Your instructions => Copy each line below that includes "text".

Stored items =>
[start]

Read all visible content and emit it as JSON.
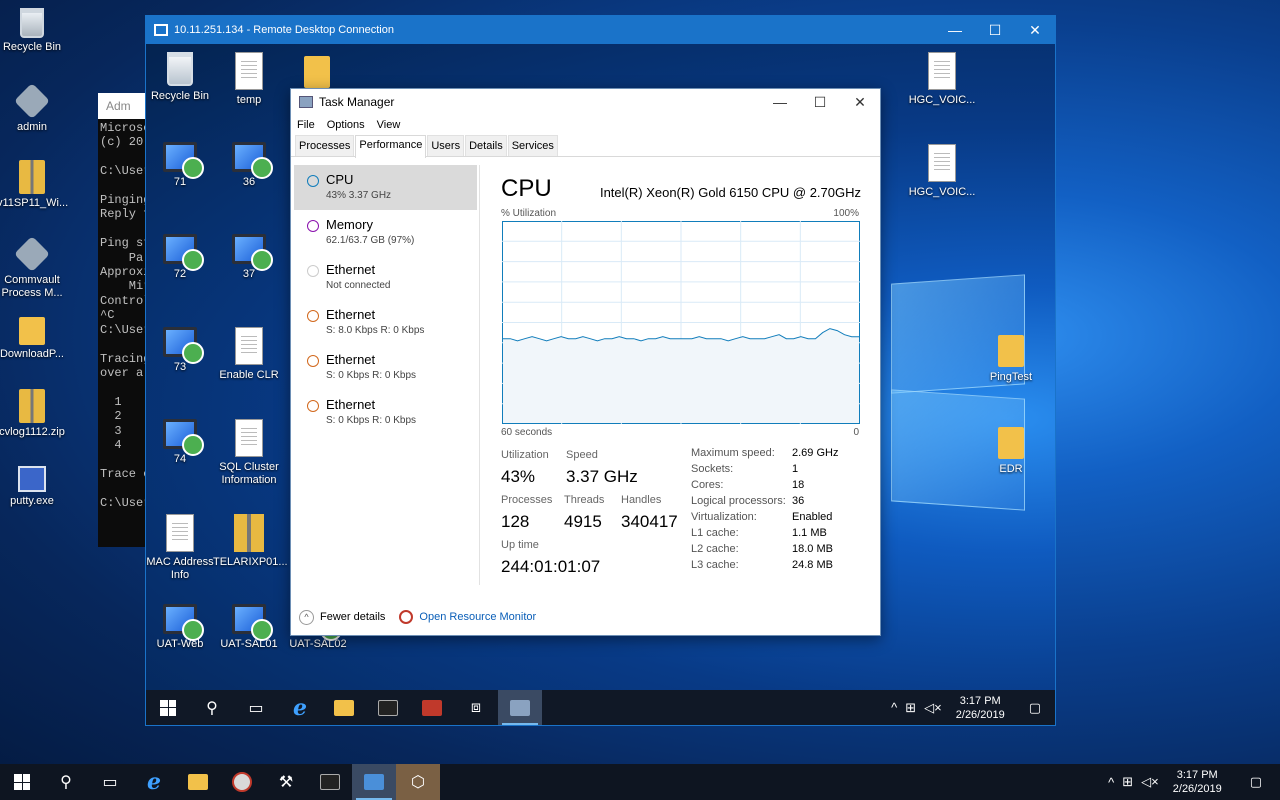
{
  "host_desktop": {
    "icons": [
      {
        "label": "Recycle Bin"
      },
      {
        "label": "admin"
      },
      {
        "label": "v11SP11_Wi..."
      },
      {
        "label": "Commvault Process M..."
      },
      {
        "label": "DownloadP..."
      },
      {
        "label": "cvlog1112.zip"
      },
      {
        "label": "putty.exe"
      }
    ]
  },
  "console": {
    "title": "Adm",
    "lines": [
      "Microsc",
      "(c) 20",
      "",
      "C:\\User",
      "",
      "Pinging",
      "Reply f",
      "",
      "Ping st",
      "    Pa",
      "Approxi",
      "    Mir",
      "Control",
      "^C",
      "C:\\User",
      "",
      "Tracing",
      "over a",
      "",
      "  1",
      "  2",
      "  3",
      "  4",
      "",
      "Trace c",
      "",
      "C:\\User"
    ]
  },
  "rdp": {
    "title": "10.11.251.134 - Remote Desktop Connection",
    "desktop_icons": [
      {
        "label": "Recycle Bin"
      },
      {
        "label": "temp"
      },
      {
        "label": ""
      },
      {
        "label": "71"
      },
      {
        "label": "36"
      },
      {
        "label": "72"
      },
      {
        "label": "37"
      },
      {
        "label": "73"
      },
      {
        "label": "Enable CLR"
      },
      {
        "label": "74"
      },
      {
        "label": "SQL Cluster Information"
      },
      {
        "label": "MAC Address Info"
      },
      {
        "label": "TELARIXP01..."
      },
      {
        "label": "UAT-Web"
      },
      {
        "label": "UAT-SAL01"
      },
      {
        "label": "UAT-SAL02"
      },
      {
        "label": "HGC_VOIC..."
      },
      {
        "label": "HGC_VOIC..."
      },
      {
        "label": "PingTest"
      },
      {
        "label": "EDR"
      }
    ],
    "taskbar": {
      "time": "3:17 PM",
      "date": "2/26/2019"
    }
  },
  "task_manager": {
    "title": "Task Manager",
    "menu": [
      "File",
      "Options",
      "View"
    ],
    "tabs": [
      "Processes",
      "Performance",
      "Users",
      "Details",
      "Services"
    ],
    "active_tab": "Performance",
    "resources": [
      {
        "name": "CPU",
        "detail": "43%  3.37 GHz",
        "color": "#117dbb"
      },
      {
        "name": "Memory",
        "detail": "62.1/63.7 GB (97%)",
        "color": "#8b12ae"
      },
      {
        "name": "Ethernet",
        "detail": "Not connected",
        "color": "#cccccc"
      },
      {
        "name": "Ethernet",
        "detail": "S: 8.0 Kbps  R: 0 Kbps",
        "color": "#d2691e"
      },
      {
        "name": "Ethernet",
        "detail": "S: 0 Kbps  R: 0 Kbps",
        "color": "#d2691e"
      },
      {
        "name": "Ethernet",
        "detail": "S: 0 Kbps  R: 0 Kbps",
        "color": "#d2691e"
      }
    ],
    "cpu": {
      "heading": "CPU",
      "model": "Intel(R) Xeon(R) Gold 6150 CPU @ 2.70GHz",
      "graph_label": "% Utilization",
      "graph_max": "100%",
      "graph_time": "60 seconds",
      "graph_min": "0",
      "utilization_history": [
        42,
        42,
        41,
        42,
        43,
        42,
        41,
        42,
        43,
        42,
        42,
        43,
        42,
        41,
        42,
        42,
        43,
        42,
        42,
        41,
        42,
        42,
        43,
        42,
        42,
        42,
        42,
        43,
        42,
        42,
        42,
        41,
        42,
        43,
        42,
        42,
        42,
        43,
        44,
        42,
        42,
        43,
        42,
        42,
        45,
        47,
        46,
        44,
        43,
        43
      ],
      "utilization_label": "Utilization",
      "utilization": "43%",
      "speed_label": "Speed",
      "speed": "3.37 GHz",
      "processes_label": "Processes",
      "processes": "128",
      "threads_label": "Threads",
      "threads": "4915",
      "handles_label": "Handles",
      "handles": "340417",
      "uptime_label": "Up time",
      "uptime": "244:01:01:07",
      "specs": [
        {
          "k": "Maximum speed:",
          "v": "2.69 GHz"
        },
        {
          "k": "Sockets:",
          "v": "1"
        },
        {
          "k": "Cores:",
          "v": "18"
        },
        {
          "k": "Logical processors:",
          "v": "36"
        },
        {
          "k": "Virtualization:",
          "v": "Enabled"
        },
        {
          "k": "L1 cache:",
          "v": "1.1 MB"
        },
        {
          "k": "L2 cache:",
          "v": "18.0 MB"
        },
        {
          "k": "L3 cache:",
          "v": "24.8 MB"
        }
      ]
    },
    "footer": {
      "fewer_details": "Fewer details",
      "resource_monitor": "Open Resource Monitor"
    }
  },
  "host_taskbar": {
    "time": "3:17 PM",
    "date": "2/26/2019"
  }
}
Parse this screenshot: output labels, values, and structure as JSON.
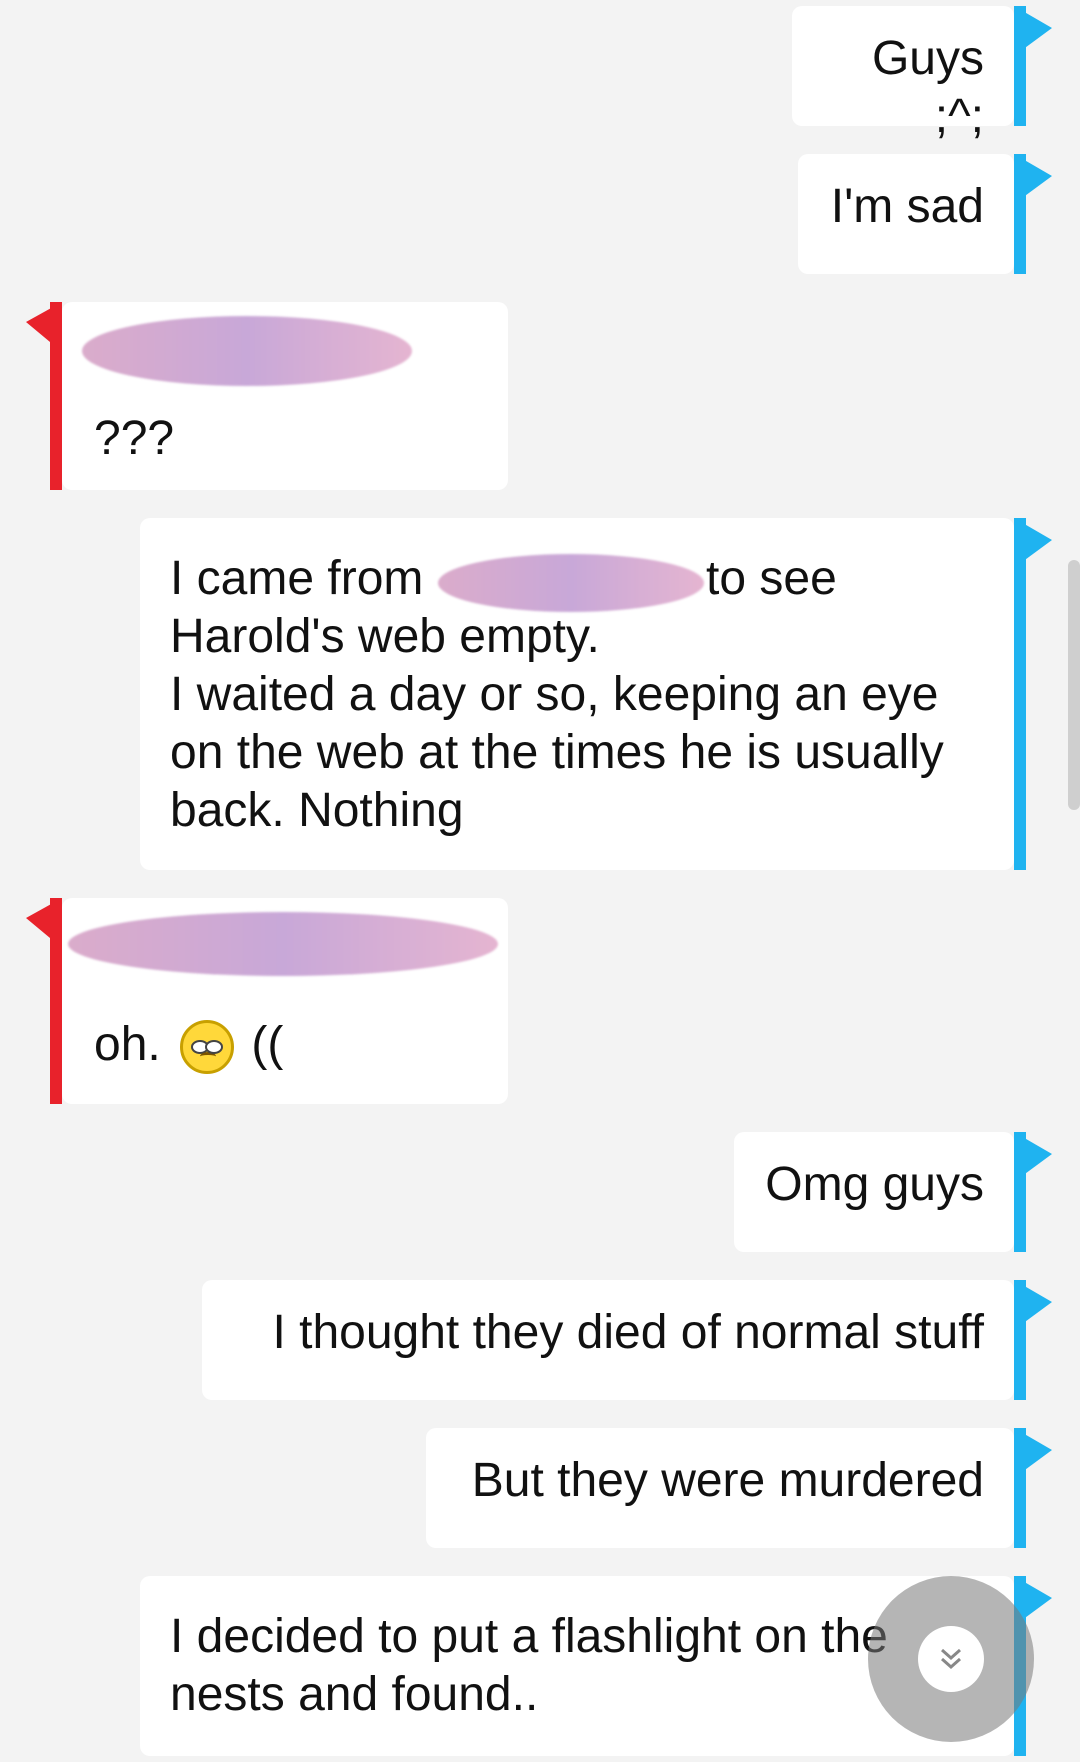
{
  "colors": {
    "outgoing_bar": "#1fb3f0",
    "incoming_bar": "#e8222b",
    "background": "#f3f3f3",
    "bubble": "#ffffff"
  },
  "messages": [
    {
      "direction": "out",
      "text": "Guys ;^;"
    },
    {
      "direction": "out",
      "text": "I'm sad"
    },
    {
      "direction": "in",
      "sender": "",
      "text": "???"
    },
    {
      "direction": "out",
      "lines": [
        "I came from",
        "to see",
        "Harold's web empty.",
        "I waited a day or so, keeping an eye",
        "on the web at the times he is usually",
        "back. Nothing"
      ]
    },
    {
      "direction": "in",
      "sender": "",
      "text": "oh.",
      "emoji": "sad-face-emoji",
      "suffix": "(("
    },
    {
      "direction": "out",
      "text": "Omg guys"
    },
    {
      "direction": "out",
      "text": "I thought they died of normal stuff"
    },
    {
      "direction": "out",
      "text": "But they were murdered"
    },
    {
      "direction": "out",
      "lines": [
        "I decided to put a flashlight on the",
        "nests and found.."
      ]
    }
  ],
  "scroll_button": {
    "icon": "double-chevron-down-icon",
    "glyph": "⌄"
  }
}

[end]

Worked solution =>
      "text": "Guys ;^;"
      "text": "I'm sad"
      "text": "???"
      "text": "oh.",
      "text": "Omg guys"
      "text": "I thought they died of normal stuff"
      "text": "But they were murdered"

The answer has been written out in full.